What is required >> Your task is to output the listing word for word, with pictures excluded.

Data provided >>
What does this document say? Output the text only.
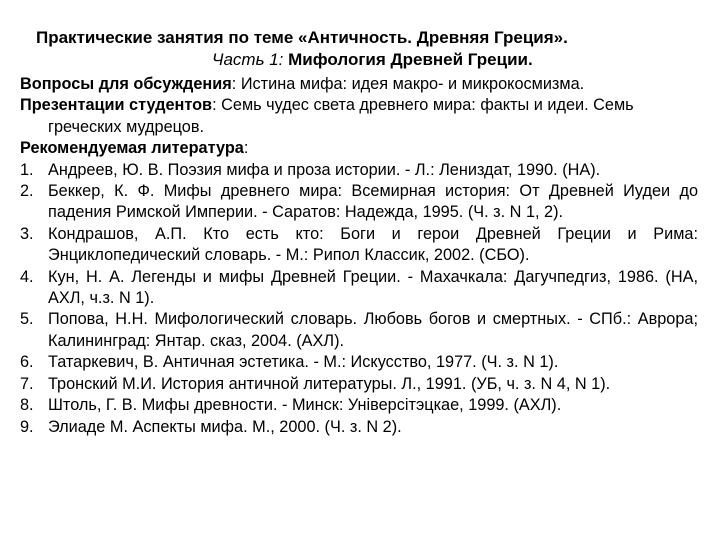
Практические занятия по теме «Античность. Древняя Греция».
Часть 1: Мифология Древней Греции.

Вопросы для обсуждения: Истина мифа: идея макро- и микрокосмизма.

Презентации студентов: Семь чудес света древнего мира: факты и идеи. Семь греческих мудрецов.

Рекомендуемая литература:

1. Андреев, Ю. В. Поэзия мифа и проза истории. - Л.: Лениздат, 1990. (НА).
2. Беккер, К. Ф. Мифы древнего мира: Всемирная история: От Древней Иудеи до падения Римской Империи. - Саратов: Надежда, 1995. (Ч. з. N 1, 2).
3. Кондрашов, А.П. Кто есть кто: Боги и герои Древней Греции и Рима: Энциклопедический словарь. - М.: Рипол Классик, 2002. (СБО).
4. Кун, Н. А. Легенды и мифы Древней Греции. - Махачкала: Дагучпедгиз, 1986. (НА, АХЛ, ч.з. N 1).
5. Попова, Н.Н. Мифологический словарь. Любовь богов и смертных. - СПб.: Аврора; Калининград: Янтар. сказ, 2004. (АХЛ).
6. Татаркевич, В. Античная эстетика. - М.: Искусство, 1977. (Ч. з. N 1).
7. Тронский М.И. История античной литературы. Л., 1991. (УБ, ч. з. N 4, N 1).
8. Штоль, Г. В. Мифы древности. - Минск: Унiверсiтэцкае, 1999. (АХЛ).
9. Элиаде М. Аспекты мифа. М., 2000. (Ч. з. N 2).
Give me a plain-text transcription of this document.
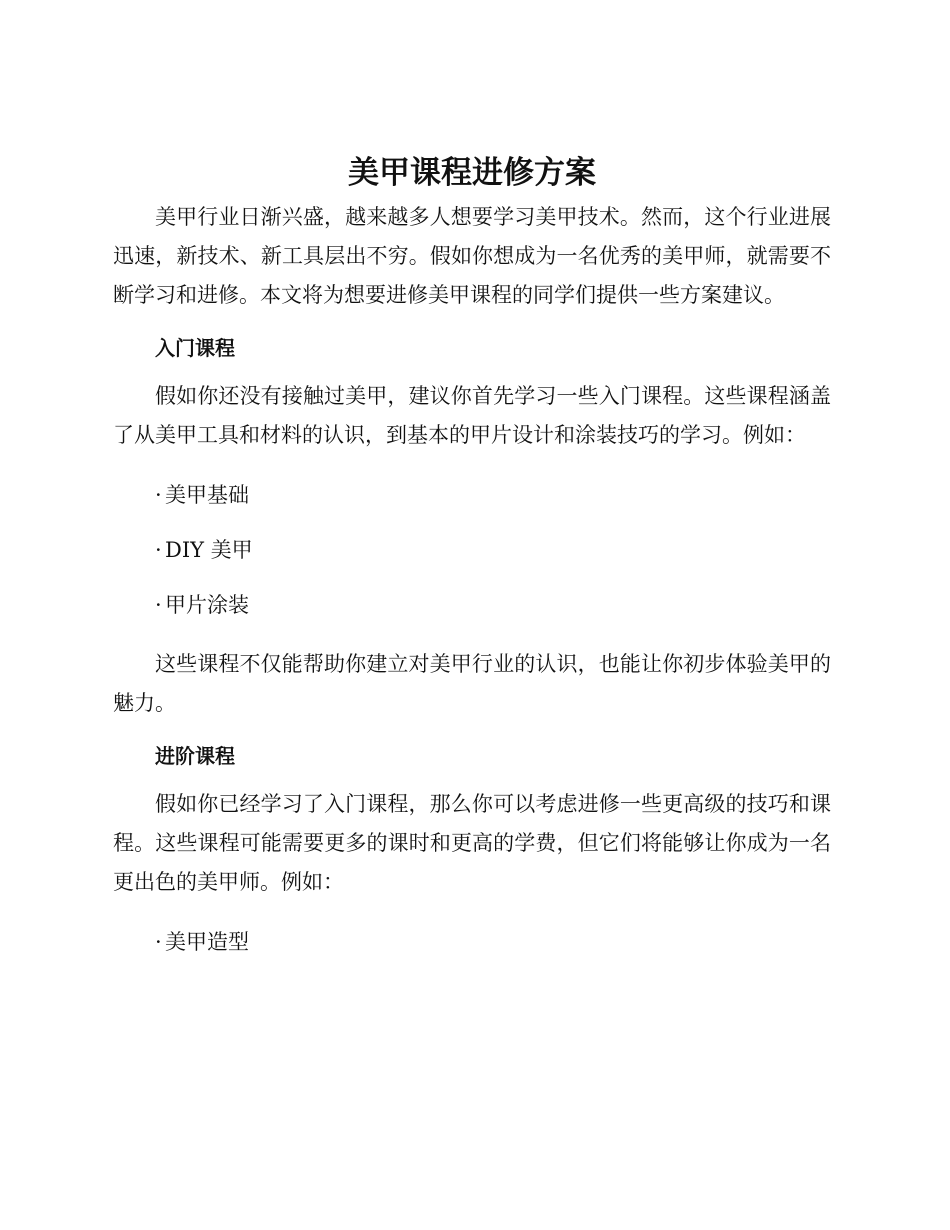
美甲课程进修方案

美甲行业日渐兴盛，越来越多人想要学习美甲技术。然而，这个行业进展迅速，新技术、新工具层出不穷。假如你想成为一名优秀的美甲师，就需要不断学习和进修。本文将为想要进修美甲课程的同学们提供一些方案建议。

入门课程

假如你还没有接触过美甲，建议你首先学习一些入门课程。这些课程涵盖了从美甲工具和材料的认识，到基本的甲片设计和涂装技巧的学习。例如：

· 美甲基础
· DIY 美甲
· 甲片涂装

这些课程不仅能帮助你建立对美甲行业的认识，也能让你初步体验美甲的魅力。

进阶课程

假如你已经学习了入门课程，那么你可以考虑进修一些更高级的技巧和课程。这些课程可能需要更多的课时和更高的学费，但它们将能够让你成为一名更出色的美甲师。例如：

· 美甲造型
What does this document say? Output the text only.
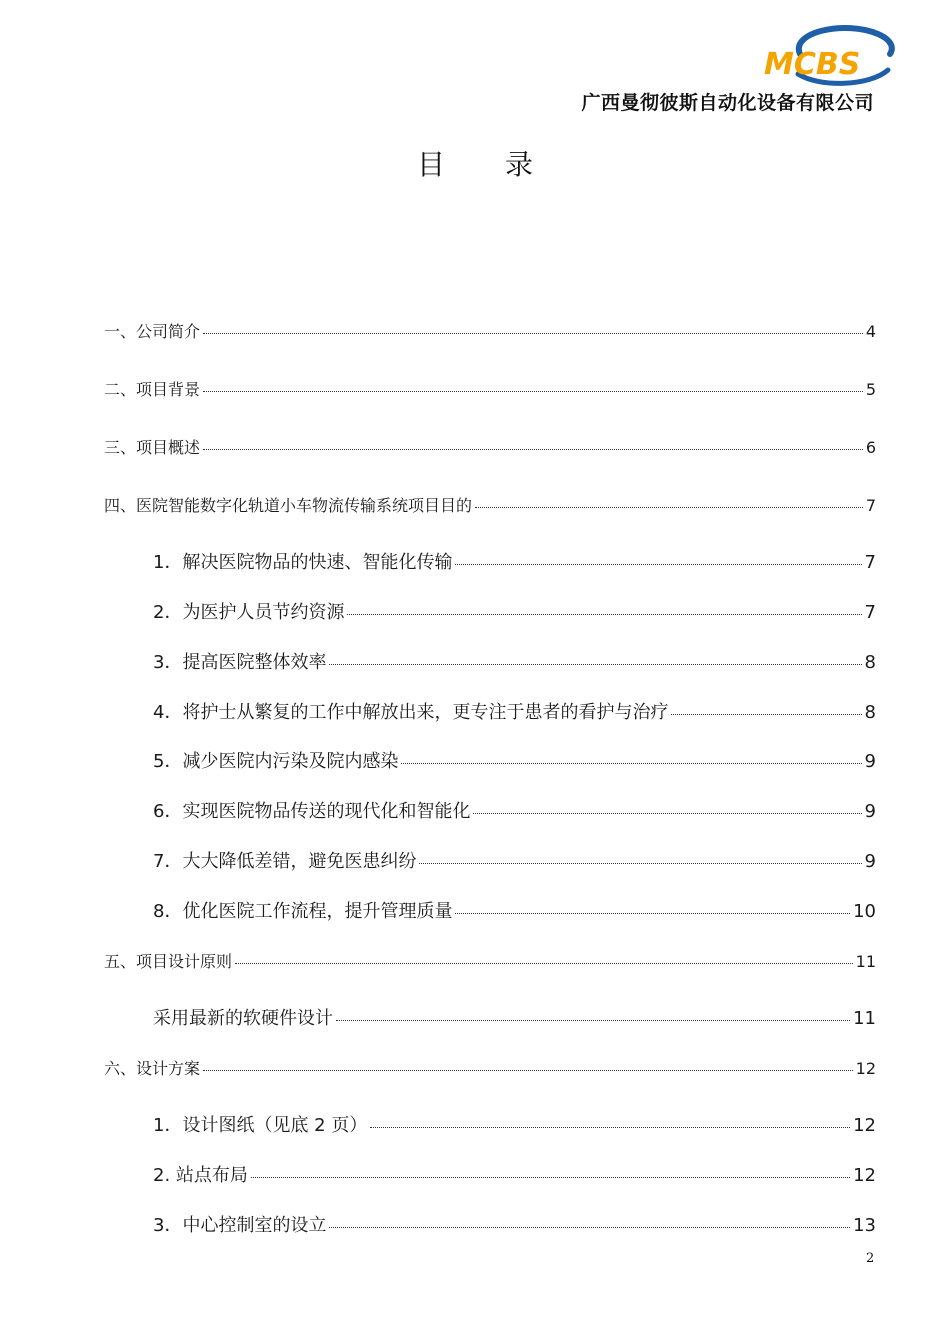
MCBS
广西曼彻彼斯自动化设备有限公司
目 录
一、公司简介	4
二、项目背景	5
三、项目概述	6
四、医院智能数字化轨道小车物流传输系统项目目的	7
1．解决医院物品的快速、智能化传输	7
2．为医护人员节约资源	7
3．提高医院整体效率	8
4．将护士从繁复的工作中解放出来，更专注于患者的看护与治疗	8
5．减少医院内污染及院内感染	9
6．实现医院物品传送的现代化和智能化	9
7．大大降低差错，避免医患纠纷	9
8．优化医院工作流程，提升管理质量	10
五、项目设计原则	11
采用最新的软硬件设计	11
六、设计方案	12
1．设计图纸（见底 2 页）	12
2. 站点布局	12
3．中心控制室的设立	13
2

Exercise result >>
What does this document say? Output the text only.
Практические занятия по теме «Античность. Древняя Греция».
Часть 1: Мифология Древней Греции.

Вопросы для обсуждения: Истина мифа: идея макро- и микрокосмизма.

Презентации студентов: Семь чудес света древнего мира: факты и идеи. Семь греческих мудрецов.

Рекомендуемая литература:

1. Андреев, Ю. В. Поэзия мифа и проза истории. - Л.: Лениздат, 1990. (НА).
2. Беккер, К. Ф. Мифы древнего мира: Всемирная история: От Древней Иудеи до падения Римской Империи. - Саратов: Надежда, 1995. (Ч. з. N 1, 2).
3. Кондрашов, А.П. Кто есть кто: Боги и герои Древней Греции и Рима: Энциклопедический словарь. - М.: Рипол Классик, 2002. (СБО).
4. Кун, Н. А. Легенды и мифы Древней Греции. - Махачкала: Дагучпедгиз, 1986. (НА, АХЛ, ч.з. N 1).
5. Попова, Н.Н. Мифологический словарь. Любовь богов и смертных. - СПб.: Аврора; Калининград: Янтар. сказ, 2004. (АХЛ).
6. Татаркевич, В. Античная эстетика. - М.: Искусство, 1977. (Ч. з. N 1).
7. Тронский М.И. История античной литературы. Л., 1991. (УБ, ч. з. N 4, N 1).
8. Штоль, Г. В. Мифы древности. - Минск: Унiверсiтэцкае, 1999. (АХЛ).
9. Элиаде М. Аспекты мифа. М., 2000. (Ч. з. N 2).
Give me a plain-text transcription of this document.
美甲课程进修方案

美甲行业日渐兴盛，越来越多人想要学习美甲技术。然而，这个行业进展迅速，新技术、新工具层出不穷。假如你想成为一名优秀的美甲师，就需要不断学习和进修。本文将为想要进修美甲课程的同学们提供一些方案建议。

入门课程

假如你还没有接触过美甲，建议你首先学习一些入门课程。这些课程涵盖了从美甲工具和材料的认识，到基本的甲片设计和涂装技巧的学习。例如：

· 美甲基础
· DIY 美甲
· 甲片涂装

这些课程不仅能帮助你建立对美甲行业的认识，也能让你初步体验美甲的魅力。

进阶课程

假如你已经学习了入门课程，那么你可以考虑进修一些更高级的技巧和课程。这些课程可能需要更多的课时和更高的学费，但它们将能够让你成为一名更出色的美甲师。例如：

· 美甲造型
What does this document say? Output the text only.
MCBS
广西曼彻彼斯自动化设备有限公司
目 录
一、公司简介	4
二、项目背景	5
三、项目概述	6
四、医院智能数字化轨道小车物流传输系统项目目的	7
1．解决医院物品的快速、智能化传输	7
2．为医护人员节约资源	7
3．提高医院整体效率	8
4．将护士从繁复的工作中解放出来，更专注于患者的看护与治疗	8
5．减少医院内污染及院内感染	9
6．实现医院物品传送的现代化和智能化	9
7．大大降低差错，避免医患纠纷	9
8．优化医院工作流程，提升管理质量	10
五、项目设计原则	11
采用最新的软硬件设计	11
六、设计方案	12
1．设计图纸（见底 2 页）	12
2. 站点布局	12
3．中心控制室的设立	13
2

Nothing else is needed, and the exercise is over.